■ Dataset entries ■
▬▬▬

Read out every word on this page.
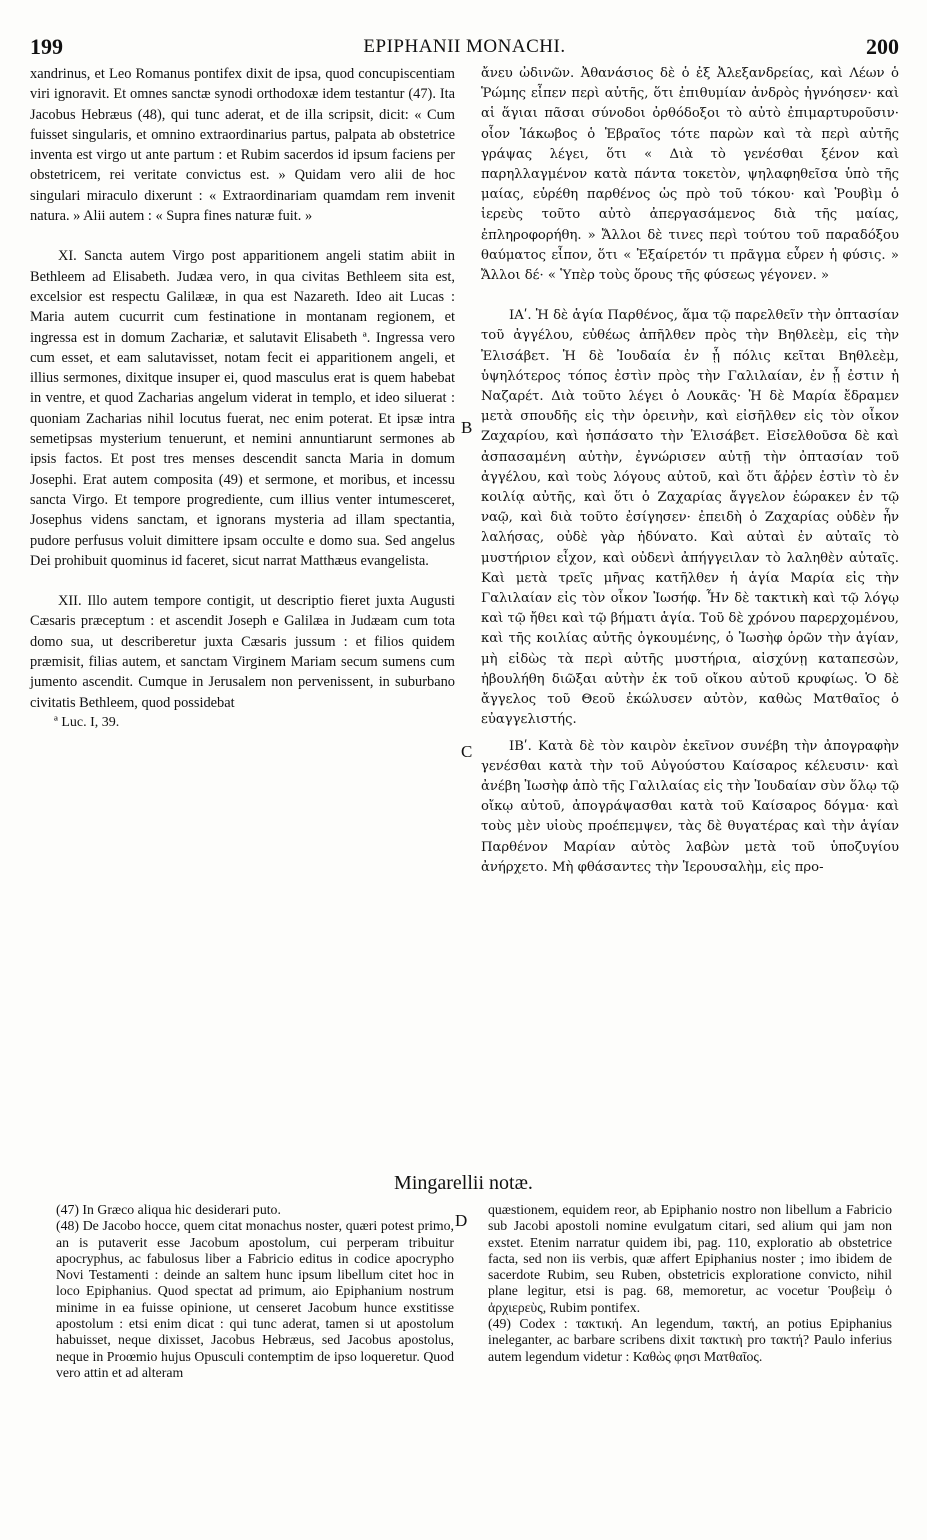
199	EPIPHANII MONACHI.	200

xandrinus, et Leo Romanus pontifex dixit de ipsa, quod concupiscentiam viri ignoravit. Et omnes sanctæ synodi orthodoxæ idem testantur (47). Ita Jacobus Hebræus (48), qui tunc aderat, et de illa scripsit, dicit: « Cum fuisset singularis, et omnino extraordinarius partus, palpata ab obstetrice inventa est virgo ut ante partum : et Rubim sacerdos id ipsum faciens per obstetricem, rei veritate convictus est. » Quidam vero alii de hoc singulari miraculo dixerunt : « Extraordinariam quamdam rem invenit natura. » Alii autem : « Supra fines naturæ fuit. »

XI. Sancta autem Virgo post apparitionem angeli statim abiit in Bethleem ad Elisabeth. Judæa vero, in qua civitas Bethleem sita est, excelsior est respectu Galilææ, in qua est Nazareth. Ideo ait Lucas : Maria autem cucurrit cum festinatione in montanam regionem, et ingressa est in domum Zachariæ, et salutavit Elisabeth ª. Ingressa vero cum esset, et eam salutavisset, notam fecit ei apparitionem angeli, et illius sermones, dixitque insuper ei, quod masculus erat is quem habebat in ventre, et quod Zacharias angelum viderat in templo, et ideo siluerat : quoniam Zacharias nihil locutus fuerat, nec enim poterat. Et ipsæ intra semetipsas mysterium tenuerunt, et nemini annuntiarunt sermones ab ipsis factos. Et post tres menses descendit sancta Maria in domum Josephi. Erat autem composita (49) et sermone, et moribus, et incessu sancta Virgo. Et tempore progrediente, cum illius venter intumesceret, Josephus videns sanctam, et ignorans mysteria ad illam spectantia, pudore perfusus voluit dimittere ipsam occulte e domo sua. Sed angelus Dei prohibuit quominus id faceret, sicut narrat Matthæus evangelista.

XII. Illo autem tempore contigit, ut descriptio fieret juxta Augusti Cæsaris præceptum : et ascendit Joseph e Galilæa in Judæam cum tota domo sua, ut describeretur juxta Cæsaris jussum : et filios quidem præmisit, filias autem, et sanctam Virginem Mariam secum sumens cum jumento ascendit. Cumque in Jerusalem non pervenissent, in suburbano civitatis Bethleem, quod possidebat

ª Luc. I, 39.

B
C

ἄνευ ὠδινῶν. Ἀθανάσιος δὲ ὁ ἐξ Ἀλεξανδρείας, καὶ Λέων ὁ Ῥώμης εἶπεν περὶ αὐτῆς, ὅτι ἐπιθυμίαν ἀνδρὸς ἠγνόησεν· καὶ αἱ ἅγιαι πᾶσαι σύνοδοι ὀρθόδοξοι τὸ αὐτὸ ἐπιμαρτυροῦσιν· οἷον Ἰάκωβος ὁ Ἑβραῖος τότε παρὼν καὶ τὰ περὶ αὐτῆς γράψας λέγει, ὅτι « Διὰ τὸ γενέσθαι ξένον καὶ παρηλλαγμένον κατὰ πάντα τοκετὸν, ψηλαφηθεῖσα ὑπὸ τῆς μαίας, εὑρέθη παρθένος ὡς πρὸ τοῦ τόκου· καὶ Ῥουβὶμ ὁ ἱερεὺς τοῦτο αὐτὸ ἀπεργασάμενος διὰ τῆς μαίας, ἐπληροφορήθη. » Ἄλλοι δὲ τινες περὶ τούτου τοῦ παραδόξου θαύματος εἶπον, ὅτι « Ἐξαίρετόν τι πρᾶγμα εὗρεν ἡ φύσις. » Ἄλλοι δέ· « Ὑπὲρ τοὺς ὅρους τῆς φύσεως γέγονεν. »

ΙΑʹ. Ἡ δὲ ἁγία Παρθένος, ἅμα τῷ παρελθεῖν τὴν ὀπτασίαν τοῦ ἀγγέλου, εὐθέως ἀπῆλθεν πρὸς τὴν Βηθλεὲμ, εἰς τὴν Ἐλισάβετ. Ἡ δὲ Ἰουδαία ἐν ᾗ πόλις κεῖται Βηθλεὲμ, ὑψηλότερος τόπος ἐστὶν πρὸς τὴν Γαλιλαίαν, ἐν ᾗ ἐστιν ἡ Ναζαρέτ. Διὰ τοῦτο λέγει ὁ Λουκᾶς· Ἡ δὲ Μαρία ἔδραμεν μετὰ σπουδῆς εἰς τὴν ὀρεινὴν, καὶ εἰσῆλθεν εἰς τὸν οἶκον Ζαχαρίου, καὶ ἠσπάσατο τὴν Ἐλισάβετ. Εἰσελθοῦσα δὲ καὶ ἀσπασαμένη αὐτὴν, ἐγνώρισεν αὐτῇ τὴν ὀπτασίαν τοῦ ἀγγέλου, καὶ τοὺς λόγους αὐτοῦ, καὶ ὅτι ἄῤῥεν ἐστὶν τὸ ἐν κοιλίᾳ αὐτῆς, καὶ ὅτι ὁ Ζαχαρίας ἄγγελον ἑώρακεν ἐν τῷ ναῷ, καὶ διὰ τοῦτο ἐσίγησεν· ἐπειδὴ ὁ Ζαχαρίας οὐδὲν ἦν λαλήσας, οὐδὲ γὰρ ἠδύνατο. Καὶ αὐταὶ ἐν αὐταῖς τὸ μυστήριον εἶχον, καὶ οὐδενὶ ἀπήγγειλαν τὸ λαληθὲν αὐταῖς. Καὶ μετὰ τρεῖς μῆνας κατῆλθεν ἡ ἁγία Μαρία εἰς τὴν Γαλιλαίαν εἰς τὸν οἶκον Ἰωσήφ. Ἦν δὲ τακτικὴ καὶ τῷ λόγῳ καὶ τῷ ἤθει καὶ τῷ βήματι ἁγία. Τοῦ δὲ χρόνου παρερχομένου, καὶ τῆς κοιλίας αὐτῆς ὀγκουμένης, ὁ Ἰωσὴφ ὁρῶν τὴν ἁγίαν, μὴ εἰδὼς τὰ περὶ αὐτῆς μυστήρια, αἰσχύνῃ καταπεσὼν, ἠβουλήθη διῶξαι αὐτὴν ἐκ τοῦ οἴκου αὐτοῦ κρυφίως. Ὁ δὲ ἄγγελος τοῦ Θεοῦ ἐκώλυσεν αὐτὸν, καθὼς Ματθαῖος ὁ εὐαγγελιστής.

ΙΒʹ. Κατὰ δὲ τὸν καιρὸν ἐκεῖνον συνέβη τὴν ἀπογραφὴν γενέσθαι κατὰ τὴν τοῦ Αὐγούστου Καίσαρος κέλευσιν· καὶ ἀνέβη Ἰωσὴφ ἀπὸ τῆς Γαλιλαίας εἰς τὴν Ἰουδαίαν σὺν ὅλῳ τῷ οἴκῳ αὐτοῦ, ἀπογράψασθαι κατὰ τοῦ Καίσαρος δόγμα· καὶ τοὺς μὲν υἱοὺς προέπεμψεν, τὰς δὲ θυγατέρας καὶ τὴν ἁγίαν Παρθένον Μαρίαν αὐτὸς λαβὼν μετὰ τοῦ ὑποζυγίου ἀνήρχετο. Μὴ φθάσαντες τὴν Ἱερουσαλὴμ, εἰς προ-

Mingarellii notæ.

(47) In Græco aliqua hic desiderari puto.

(48) De Jacobo hocce, quem citat monachus noster, quæri potest primo, an is putaverit esse Jacobum apostolum, cui perperam tribuitur apocryphus, ac fabulosus liber a Fabricio editus in codice apocrypho Novi Testamenti : deinde an saltem hunc ipsum libellum citet hoc in loco Epiphanius. Quod spectat ad primum, aio Epiphanium nostrum minime in ea fuisse opinione, ut censeret Jacobum hunce exstitisse apostolum : etsi enim dicat : qui tunc aderat, tamen si ut apostolum habuisset, neque dixisset, Jacobus Hebræus, sed Jacobus apostolus, neque in Proœmio hujus Opusculi contemptim de ipso loqueretur. Quod vero attin et ad alteram

D

quæstionem, equidem reor, ab Epiphanio nostro non libellum a Fabricio sub Jacobi apostoli nomine evulgatum citari, sed alium qui jam non exstet. Etenim narratur quidem ibi, pag. 110, exploratio ab obstetrice facta, sed non iis verbis, quæ affert Epiphanius noster ; imo ibidem de sacerdote Rubim, seu Ruben, obstetricis exploratione convicto, nihil plane legitur, etsi is pag. 68, memoretur, ac vocetur Ῥουβεὶμ ὁ ἀρχιερεὺς, Rubim pontifex.

(49) Codex : τακτική. An legendum, τακτή, an potius Epiphanius ineleganter, ac barbare scribens dixit τακτικὴ pro τακτή? Paulo inferius autem legendum videtur : Καθὼς φησι Ματθαῖος.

▬▬▬

■ Task objective ■
Show the lines that mention the word "aderat".

■ Worked answer ■
xandrinus, et Leo Romanus pontifex dixit de ipsa, quod concupiscentiam viri ignoravit. Et omnes sanctæ synodi orthodoxæ idem testantur (47). Ita Jacobus Hebræus (48), qui tunc aderat, et de illa scripsit, dicit: « Cum fuisset singularis, et omnino extraordinarius partus, palpata ab obstetrice inventa est virgo ut ante partum : et Rubim sacerdos id ipsum faciens per obstetricem, rei veritate convictus est. » Quidam vero alii de hoc singulari miraculo dixerunt : « Extraordinariam quamdam rem invenit natura. » Alii autem : « Supra fines naturæ fuit. »
(48) De Jacobo hocce, quem citat monachus noster, quæri potest primo, an is putaverit esse Jacobum apostolum, cui perperam tribuitur apocryphus, ac fabulosus liber a Fabricio editus in codice apocrypho Novi Testamenti : deinde an saltem hunc ipsum libellum citet hoc in loco Epiphanius. Quod spectat ad primum, aio Epiphanium nostrum minime in ea fuisse opinione, ut censeret Jacobum hunce exstitisse apostolum : etsi enim dicat : qui tunc aderat, tamen si ut apostolum habuisset, neque dixisset, Jacobus Hebræus, sed Jacobus apostolus, neque in Proœmio hujus Opusculi contemptim de ipso loqueretur. Quod vero attin et ad alteram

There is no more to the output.